EXERCISE
All records should be reproduced verbatim.

(Source records)
____________________

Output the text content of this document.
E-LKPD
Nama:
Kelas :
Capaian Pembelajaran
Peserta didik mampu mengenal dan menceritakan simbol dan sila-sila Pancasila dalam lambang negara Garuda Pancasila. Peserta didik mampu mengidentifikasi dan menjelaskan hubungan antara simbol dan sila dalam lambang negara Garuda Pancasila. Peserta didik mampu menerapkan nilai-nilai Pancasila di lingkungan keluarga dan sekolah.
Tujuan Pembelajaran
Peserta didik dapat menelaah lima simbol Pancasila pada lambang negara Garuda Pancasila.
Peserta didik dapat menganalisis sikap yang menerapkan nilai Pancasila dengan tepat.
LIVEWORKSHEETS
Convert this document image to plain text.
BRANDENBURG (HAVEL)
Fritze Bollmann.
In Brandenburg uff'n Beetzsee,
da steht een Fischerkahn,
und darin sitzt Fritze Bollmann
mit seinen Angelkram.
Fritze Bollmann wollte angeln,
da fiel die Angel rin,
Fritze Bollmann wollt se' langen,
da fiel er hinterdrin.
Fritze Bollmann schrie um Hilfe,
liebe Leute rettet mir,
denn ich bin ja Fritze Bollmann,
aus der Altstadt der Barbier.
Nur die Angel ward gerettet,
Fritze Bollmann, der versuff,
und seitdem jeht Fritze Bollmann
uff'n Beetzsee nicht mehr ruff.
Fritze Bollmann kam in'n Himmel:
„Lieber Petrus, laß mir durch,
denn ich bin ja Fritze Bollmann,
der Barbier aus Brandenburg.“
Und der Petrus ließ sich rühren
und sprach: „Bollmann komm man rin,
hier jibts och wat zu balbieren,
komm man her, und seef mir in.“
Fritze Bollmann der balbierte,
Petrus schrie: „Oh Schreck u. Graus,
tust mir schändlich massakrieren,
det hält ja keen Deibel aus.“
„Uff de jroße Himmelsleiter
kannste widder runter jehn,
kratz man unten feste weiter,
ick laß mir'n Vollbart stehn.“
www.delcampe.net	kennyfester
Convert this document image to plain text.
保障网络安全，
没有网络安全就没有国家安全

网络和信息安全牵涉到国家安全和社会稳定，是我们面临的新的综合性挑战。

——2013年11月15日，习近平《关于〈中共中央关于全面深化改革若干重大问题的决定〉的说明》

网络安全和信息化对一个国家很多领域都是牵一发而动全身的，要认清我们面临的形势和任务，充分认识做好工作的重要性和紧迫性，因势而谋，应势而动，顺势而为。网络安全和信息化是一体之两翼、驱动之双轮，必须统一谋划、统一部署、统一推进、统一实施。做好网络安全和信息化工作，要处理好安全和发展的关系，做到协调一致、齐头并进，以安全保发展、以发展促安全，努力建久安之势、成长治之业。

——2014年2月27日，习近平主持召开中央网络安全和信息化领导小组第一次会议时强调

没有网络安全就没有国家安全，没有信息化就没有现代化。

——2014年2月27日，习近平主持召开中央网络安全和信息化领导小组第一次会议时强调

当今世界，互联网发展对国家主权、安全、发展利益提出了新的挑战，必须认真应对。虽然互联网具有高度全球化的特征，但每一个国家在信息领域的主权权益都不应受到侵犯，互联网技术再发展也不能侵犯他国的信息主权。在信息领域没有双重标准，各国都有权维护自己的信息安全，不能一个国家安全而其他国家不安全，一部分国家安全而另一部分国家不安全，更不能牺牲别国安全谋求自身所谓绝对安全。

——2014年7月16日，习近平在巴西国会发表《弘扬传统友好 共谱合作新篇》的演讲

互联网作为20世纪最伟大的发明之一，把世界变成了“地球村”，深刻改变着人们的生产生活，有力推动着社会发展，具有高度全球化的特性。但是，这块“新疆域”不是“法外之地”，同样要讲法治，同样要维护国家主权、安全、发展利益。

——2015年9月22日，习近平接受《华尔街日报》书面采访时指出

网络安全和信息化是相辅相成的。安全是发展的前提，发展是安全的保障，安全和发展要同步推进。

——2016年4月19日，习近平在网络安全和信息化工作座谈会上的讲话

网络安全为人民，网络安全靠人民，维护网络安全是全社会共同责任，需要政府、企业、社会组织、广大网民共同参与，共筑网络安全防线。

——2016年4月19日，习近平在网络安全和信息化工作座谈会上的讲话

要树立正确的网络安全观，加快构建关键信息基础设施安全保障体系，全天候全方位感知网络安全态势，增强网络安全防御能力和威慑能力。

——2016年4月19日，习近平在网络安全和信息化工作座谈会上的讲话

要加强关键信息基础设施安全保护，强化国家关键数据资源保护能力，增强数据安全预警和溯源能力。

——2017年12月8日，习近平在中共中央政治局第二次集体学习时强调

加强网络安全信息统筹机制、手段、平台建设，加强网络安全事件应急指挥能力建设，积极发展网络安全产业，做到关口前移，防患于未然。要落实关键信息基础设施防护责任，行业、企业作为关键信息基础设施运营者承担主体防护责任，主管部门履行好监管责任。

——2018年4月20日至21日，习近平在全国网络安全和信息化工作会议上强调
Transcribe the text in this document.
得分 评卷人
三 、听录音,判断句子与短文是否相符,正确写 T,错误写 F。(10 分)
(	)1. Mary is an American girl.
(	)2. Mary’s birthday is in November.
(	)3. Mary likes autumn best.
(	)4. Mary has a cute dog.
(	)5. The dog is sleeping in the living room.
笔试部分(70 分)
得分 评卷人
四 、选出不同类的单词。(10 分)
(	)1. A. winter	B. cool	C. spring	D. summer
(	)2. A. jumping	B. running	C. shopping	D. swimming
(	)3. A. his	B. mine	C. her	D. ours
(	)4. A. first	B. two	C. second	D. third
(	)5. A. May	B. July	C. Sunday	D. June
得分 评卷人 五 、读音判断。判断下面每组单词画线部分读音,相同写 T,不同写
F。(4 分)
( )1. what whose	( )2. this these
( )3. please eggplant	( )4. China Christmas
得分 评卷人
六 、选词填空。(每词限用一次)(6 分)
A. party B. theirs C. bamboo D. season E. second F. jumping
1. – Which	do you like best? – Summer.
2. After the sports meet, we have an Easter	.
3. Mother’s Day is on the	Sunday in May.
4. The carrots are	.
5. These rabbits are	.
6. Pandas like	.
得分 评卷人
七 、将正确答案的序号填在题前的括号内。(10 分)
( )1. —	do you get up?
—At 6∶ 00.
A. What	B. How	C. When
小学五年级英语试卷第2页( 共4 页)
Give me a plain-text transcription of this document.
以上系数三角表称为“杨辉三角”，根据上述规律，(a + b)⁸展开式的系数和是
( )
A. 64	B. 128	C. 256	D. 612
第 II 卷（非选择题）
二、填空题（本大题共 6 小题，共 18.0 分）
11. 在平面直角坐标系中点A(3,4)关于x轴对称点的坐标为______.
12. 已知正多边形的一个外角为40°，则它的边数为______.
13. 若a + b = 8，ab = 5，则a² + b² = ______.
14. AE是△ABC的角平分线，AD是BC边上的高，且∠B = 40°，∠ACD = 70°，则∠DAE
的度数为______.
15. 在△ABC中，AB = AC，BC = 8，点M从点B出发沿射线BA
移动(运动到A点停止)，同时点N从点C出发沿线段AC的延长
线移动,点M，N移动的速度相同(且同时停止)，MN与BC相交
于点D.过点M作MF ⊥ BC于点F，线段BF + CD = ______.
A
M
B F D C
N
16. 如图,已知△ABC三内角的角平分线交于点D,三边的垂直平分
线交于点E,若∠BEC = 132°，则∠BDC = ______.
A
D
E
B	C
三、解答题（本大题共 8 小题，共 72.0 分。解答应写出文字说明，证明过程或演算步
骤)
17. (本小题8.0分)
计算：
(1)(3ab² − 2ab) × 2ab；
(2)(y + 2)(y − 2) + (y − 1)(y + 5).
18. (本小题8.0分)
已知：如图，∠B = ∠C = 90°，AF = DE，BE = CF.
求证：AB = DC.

____________________

SOLUTION TO THIS EXERCISE
Output the text content of this document.
E-LKPD
Nama:
Kelas :
Capaian Pembelajaran
Peserta didik mampu mengenal dan menceritakan simbol dan sila-sila Pancasila dalam lambang negara Garuda Pancasila. Peserta didik mampu mengidentifikasi dan menjelaskan hubungan antara simbol dan sila dalam lambang negara Garuda Pancasila. Peserta didik mampu menerapkan nilai-nilai Pancasila di lingkungan keluarga dan sekolah.
Tujuan Pembelajaran
Peserta didik dapat menelaah lima simbol Pancasila pada lambang negara Garuda Pancasila.
Peserta didik dapat menganalisis sikap yang menerapkan nilai Pancasila dengan tepat.
LIVEWORKSHEETS
Convert this document image to plain text.
BRANDENBURG (HAVEL)
Fritze Bollmann.
In Brandenburg uff'n Beetzsee,
da steht een Fischerkahn,
und darin sitzt Fritze Bollmann
mit seinen Angelkram.
Fritze Bollmann wollte angeln,
da fiel die Angel rin,
Fritze Bollmann wollt se' langen,
da fiel er hinterdrin.
Fritze Bollmann schrie um Hilfe,
liebe Leute rettet mir,
denn ich bin ja Fritze Bollmann,
aus der Altstadt der Barbier.
Nur die Angel ward gerettet,
Fritze Bollmann, der versuff,
und seitdem jeht Fritze Bollmann
uff'n Beetzsee nicht mehr ruff.
Fritze Bollmann kam in'n Himmel:
„Lieber Petrus, laß mir durch,
denn ich bin ja Fritze Bollmann,
der Barbier aus Brandenburg.“
Und der Petrus ließ sich rühren
und sprach: „Bollmann komm man rin,
hier jibts och wat zu balbieren,
komm man her, und seef mir in.“
Fritze Bollmann der balbierte,
Petrus schrie: „Oh Schreck u. Graus,
tust mir schändlich massakrieren,
det hält ja keen Deibel aus.“
„Uff de jroße Himmelsleiter
kannste widder runter jehn,
kratz man unten feste weiter,
ick laß mir'n Vollbart stehn.“
www.delcampe.net	kennyfester
Convert this document image to plain text.
保障网络安全，
没有网络安全就没有国家安全

网络和信息安全牵涉到国家安全和社会稳定，是我们面临的新的综合性挑战。

——2013年11月15日，习近平《关于〈中共中央关于全面深化改革若干重大问题的决定〉的说明》

网络安全和信息化对一个国家很多领域都是牵一发而动全身的，要认清我们面临的形势和任务，充分认识做好工作的重要性和紧迫性，因势而谋，应势而动，顺势而为。网络安全和信息化是一体之两翼、驱动之双轮，必须统一谋划、统一部署、统一推进、统一实施。做好网络安全和信息化工作，要处理好安全和发展的关系，做到协调一致、齐头并进，以安全保发展、以发展促安全，努力建久安之势、成长治之业。

——2014年2月27日，习近平主持召开中央网络安全和信息化领导小组第一次会议时强调

没有网络安全就没有国家安全，没有信息化就没有现代化。

——2014年2月27日，习近平主持召开中央网络安全和信息化领导小组第一次会议时强调

当今世界，互联网发展对国家主权、安全、发展利益提出了新的挑战，必须认真应对。虽然互联网具有高度全球化的特征，但每一个国家在信息领域的主权权益都不应受到侵犯，互联网技术再发展也不能侵犯他国的信息主权。在信息领域没有双重标准，各国都有权维护自己的信息安全，不能一个国家安全而其他国家不安全，一部分国家安全而另一部分国家不安全，更不能牺牲别国安全谋求自身所谓绝对安全。

——2014年7月16日，习近平在巴西国会发表《弘扬传统友好 共谱合作新篇》的演讲

互联网作为20世纪最伟大的发明之一，把世界变成了“地球村”，深刻改变着人们的生产生活，有力推动着社会发展，具有高度全球化的特性。但是，这块“新疆域”不是“法外之地”，同样要讲法治，同样要维护国家主权、安全、发展利益。

——2015年9月22日，习近平接受《华尔街日报》书面采访时指出

网络安全和信息化是相辅相成的。安全是发展的前提，发展是安全的保障，安全和发展要同步推进。

——2016年4月19日，习近平在网络安全和信息化工作座谈会上的讲话

网络安全为人民，网络安全靠人民，维护网络安全是全社会共同责任，需要政府、企业、社会组织、广大网民共同参与，共筑网络安全防线。

——2016年4月19日，习近平在网络安全和信息化工作座谈会上的讲话

要树立正确的网络安全观，加快构建关键信息基础设施安全保障体系，全天候全方位感知网络安全态势，增强网络安全防御能力和威慑能力。

——2016年4月19日，习近平在网络安全和信息化工作座谈会上的讲话

要加强关键信息基础设施安全保护，强化国家关键数据资源保护能力，增强数据安全预警和溯源能力。

——2017年12月8日，习近平在中共中央政治局第二次集体学习时强调

加强网络安全信息统筹机制、手段、平台建设，加强网络安全事件应急指挥能力建设，积极发展网络安全产业，做到关口前移，防患于未然。要落实关键信息基础设施防护责任，行业、企业作为关键信息基础设施运营者承担主体防护责任，主管部门履行好监管责任。

——2018年4月20日至21日，习近平在全国网络安全和信息化工作会议上强调
Transcribe the text in this document.
得分 评卷人
三 、听录音,判断句子与短文是否相符,正确写 T,错误写 F。(10 分)
(	)1. Mary is an American girl.
(	)2. Mary’s birthday is in November.
(	)3. Mary likes autumn best.
(	)4. Mary has a cute dog.
(	)5. The dog is sleeping in the living room.
笔试部分(70 分)
得分 评卷人
四 、选出不同类的单词。(10 分)
(	)1. A. winter	B. cool	C. spring	D. summer
(	)2. A. jumping	B. running	C. shopping	D. swimming
(	)3. A. his	B. mine	C. her	D. ours
(	)4. A. first	B. two	C. second	D. third
(	)5. A. May	B. July	C. Sunday	D. June
得分 评卷人 五 、读音判断。判断下面每组单词画线部分读音,相同写 T,不同写
F。(4 分)
( )1. what whose	( )2. this these
( )3. please eggplant	( )4. China Christmas
得分 评卷人
六 、选词填空。(每词限用一次)(6 分)
A. party B. theirs C. bamboo D. season E. second F. jumping
1. – Which	do you like best? – Summer.
2. After the sports meet, we have an Easter	.
3. Mother’s Day is on the	Sunday in May.
4. The carrots are	.
5. These rabbits are	.
6. Pandas like	.
得分 评卷人
七 、将正确答案的序号填在题前的括号内。(10 分)
( )1. —	do you get up?
—At 6∶ 00.
A. What	B. How	C. When
小学五年级英语试卷第2页( 共4 页)
Give me a plain-text transcription of this document.
以上系数三角表称为“杨辉三角”，根据上述规律，(a + b)⁸展开式的系数和是
( )
A. 64	B. 128	C. 256	D. 612
第 II 卷（非选择题）
二、填空题（本大题共 6 小题，共 18.0 分）
11. 在平面直角坐标系中点A(3,4)关于x轴对称点的坐标为______.
12. 已知正多边形的一个外角为40°，则它的边数为______.
13. 若a + b = 8，ab = 5，则a² + b² = ______.
14. AE是△ABC的角平分线，AD是BC边上的高，且∠B = 40°，∠ACD = 70°，则∠DAE
的度数为______.
15. 在△ABC中，AB = AC，BC = 8，点M从点B出发沿射线BA
移动(运动到A点停止)，同时点N从点C出发沿线段AC的延长
线移动,点M，N移动的速度相同(且同时停止)，MN与BC相交
于点D.过点M作MF ⊥ BC于点F，线段BF + CD = ______.
A
M
B F D C
N
16. 如图,已知△ABC三内角的角平分线交于点D,三边的垂直平分
线交于点E,若∠BEC = 132°，则∠BDC = ______.
A
D
E
B	C
三、解答题（本大题共 8 小题，共 72.0 分。解答应写出文字说明，证明过程或演算步
骤)
17. (本小题8.0分)
计算：
(1)(3ab² − 2ab) × 2ab；
(2)(y + 2)(y − 2) + (y − 1)(y + 5).
18. (本小题8.0分)
已知：如图，∠B = ∠C = 90°，AF = DE，BE = CF.
求证：AB = DC.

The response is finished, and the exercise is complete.